DATA RECORDS:

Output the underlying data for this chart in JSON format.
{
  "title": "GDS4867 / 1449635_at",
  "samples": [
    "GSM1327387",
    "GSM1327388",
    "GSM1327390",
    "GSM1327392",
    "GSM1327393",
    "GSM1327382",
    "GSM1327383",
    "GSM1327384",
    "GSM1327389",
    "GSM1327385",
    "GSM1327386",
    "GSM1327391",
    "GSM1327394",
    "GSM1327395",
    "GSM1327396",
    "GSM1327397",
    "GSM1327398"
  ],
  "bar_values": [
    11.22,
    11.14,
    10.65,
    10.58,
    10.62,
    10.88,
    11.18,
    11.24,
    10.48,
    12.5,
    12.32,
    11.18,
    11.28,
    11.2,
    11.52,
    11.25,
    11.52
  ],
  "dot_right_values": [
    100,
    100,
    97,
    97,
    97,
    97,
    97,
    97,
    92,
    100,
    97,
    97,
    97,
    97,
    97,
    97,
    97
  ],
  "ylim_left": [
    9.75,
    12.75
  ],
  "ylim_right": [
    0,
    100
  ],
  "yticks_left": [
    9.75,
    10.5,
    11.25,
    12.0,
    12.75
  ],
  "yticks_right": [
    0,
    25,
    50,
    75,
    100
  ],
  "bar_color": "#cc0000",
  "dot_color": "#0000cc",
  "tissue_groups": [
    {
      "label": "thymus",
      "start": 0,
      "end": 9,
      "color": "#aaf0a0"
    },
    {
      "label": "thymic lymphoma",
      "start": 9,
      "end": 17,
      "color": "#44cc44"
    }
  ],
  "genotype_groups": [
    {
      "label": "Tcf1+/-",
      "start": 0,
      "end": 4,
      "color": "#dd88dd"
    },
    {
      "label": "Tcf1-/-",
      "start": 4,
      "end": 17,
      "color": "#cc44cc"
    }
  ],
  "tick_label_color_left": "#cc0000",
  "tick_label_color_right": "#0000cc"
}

TO DO: Give back all the data exactly as written.

CORRECT ANSWER:
Output the underlying data for this chart in JSON format.
{
  "title": "GDS4867 / 1449635_at",
  "samples": [
    "GSM1327387",
    "GSM1327388",
    "GSM1327390",
    "GSM1327392",
    "GSM1327393",
    "GSM1327382",
    "GSM1327383",
    "GSM1327384",
    "GSM1327389",
    "GSM1327385",
    "GSM1327386",
    "GSM1327391",
    "GSM1327394",
    "GSM1327395",
    "GSM1327396",
    "GSM1327397",
    "GSM1327398"
  ],
  "bar_values": [
    11.22,
    11.14,
    10.65,
    10.58,
    10.62,
    10.88,
    11.18,
    11.24,
    10.48,
    12.5,
    12.32,
    11.18,
    11.28,
    11.2,
    11.52,
    11.25,
    11.52
  ],
  "dot_right_values": [
    100,
    100,
    97,
    97,
    97,
    97,
    97,
    97,
    92,
    100,
    97,
    97,
    97,
    97,
    97,
    97,
    97
  ],
  "ylim_left": [
    9.75,
    12.75
  ],
  "ylim_right": [
    0,
    100
  ],
  "yticks_left": [
    9.75,
    10.5,
    11.25,
    12.0,
    12.75
  ],
  "yticks_right": [
    0,
    25,
    50,
    75,
    100
  ],
  "bar_color": "#cc0000",
  "dot_color": "#0000cc",
  "tissue_groups": [
    {
      "label": "thymus",
      "start": 0,
      "end": 9,
      "color": "#aaf0a0"
    },
    {
      "label": "thymic lymphoma",
      "start": 9,
      "end": 17,
      "color": "#44cc44"
    }
  ],
  "genotype_groups": [
    {
      "label": "Tcf1+/-",
      "start": 0,
      "end": 4,
      "color": "#dd88dd"
    },
    {
      "label": "Tcf1-/-",
      "start": 4,
      "end": 17,
      "color": "#cc44cc"
    }
  ],
  "tick_label_color_left": "#cc0000",
  "tick_label_color_right": "#0000cc"
}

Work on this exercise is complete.